Objective —
Work out how many lines of the data hold the string "this", and reply with that number alone.

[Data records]
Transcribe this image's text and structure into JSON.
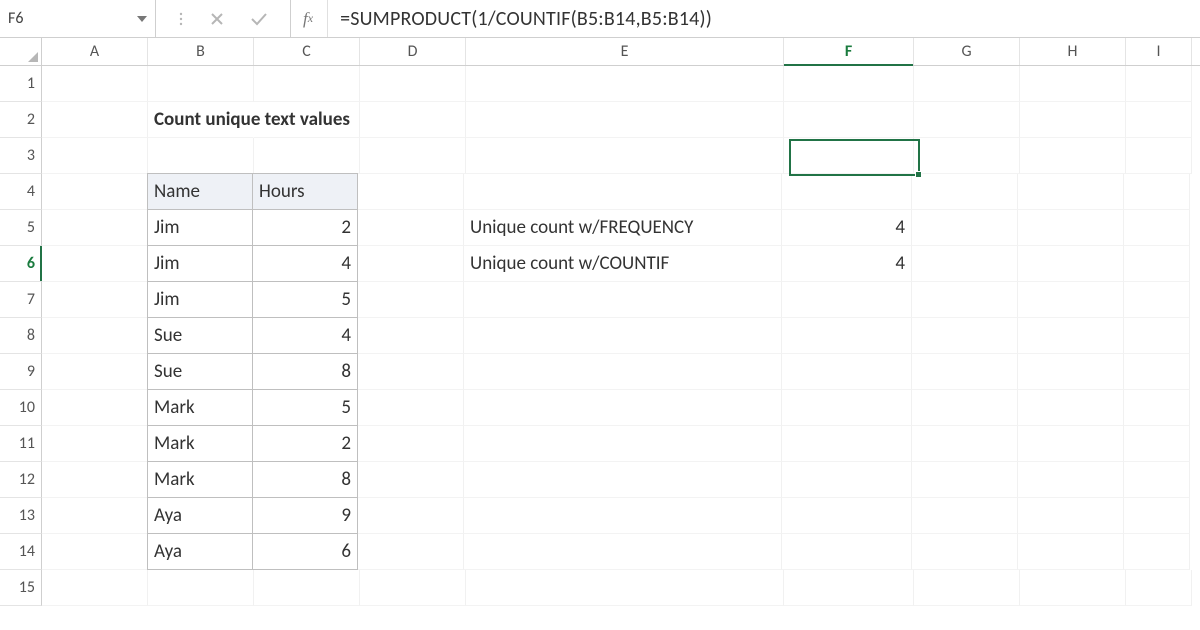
{
  "name_box": "F6",
  "formula": "=SUMPRODUCT(1/COUNTIF(B5:B14,B5:B14))",
  "columns": [
    "A",
    "B",
    "C",
    "D",
    "E",
    "F",
    "G",
    "H",
    "I"
  ],
  "active_column": "F",
  "active_row": 6,
  "title": "Count unique text values",
  "table": {
    "headers": {
      "name": "Name",
      "hours": "Hours"
    },
    "rows": [
      {
        "name": "Jim",
        "hours": 2
      },
      {
        "name": "Jim",
        "hours": 4
      },
      {
        "name": "Jim",
        "hours": 5
      },
      {
        "name": "Sue",
        "hours": 4
      },
      {
        "name": "Sue",
        "hours": 8
      },
      {
        "name": "Mark",
        "hours": 5
      },
      {
        "name": "Mark",
        "hours": 2
      },
      {
        "name": "Mark",
        "hours": 8
      },
      {
        "name": "Aya",
        "hours": 9
      },
      {
        "name": "Aya",
        "hours": 6
      }
    ]
  },
  "labels": {
    "freq": "Unique count w/FREQUENCY",
    "countif": "Unique count w/COUNTIF"
  },
  "results": {
    "freq": 4,
    "countif": 4
  },
  "selection": {
    "cell": "F6"
  }
}
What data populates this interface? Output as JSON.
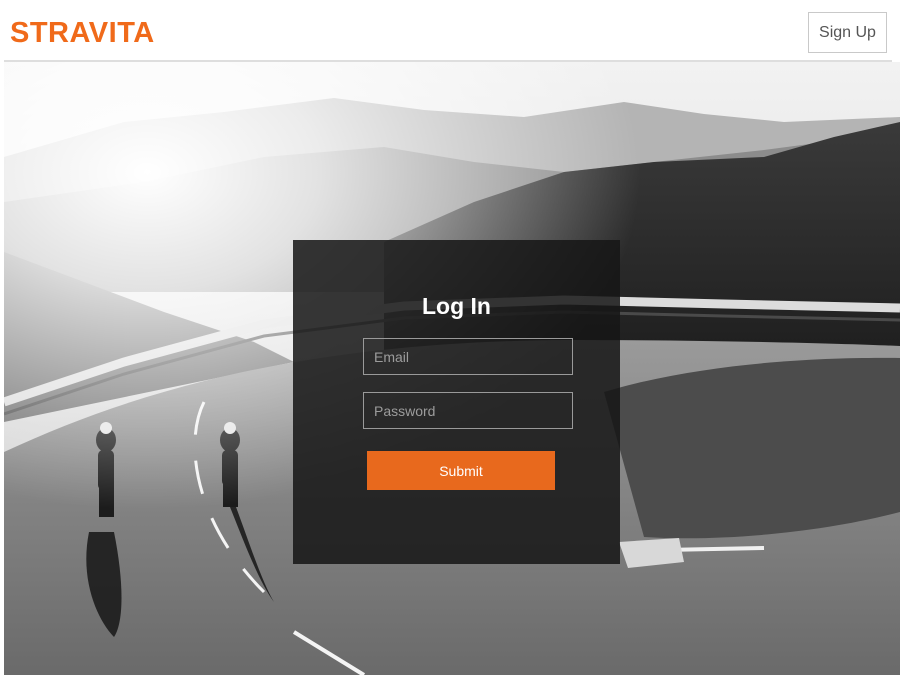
{
  "header": {
    "logo_text": "STRAVITA",
    "signup_label": "Sign Up"
  },
  "login": {
    "title": "Log In",
    "email_placeholder": "Email",
    "password_placeholder": "Password",
    "submit_label": "Submit"
  },
  "colors": {
    "brand": "#f06a1a",
    "submit_bg": "#e8691d",
    "panel_bg": "#161616"
  },
  "hero": {
    "description_icon": "mountain-road-photo"
  }
}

Correct answer —
2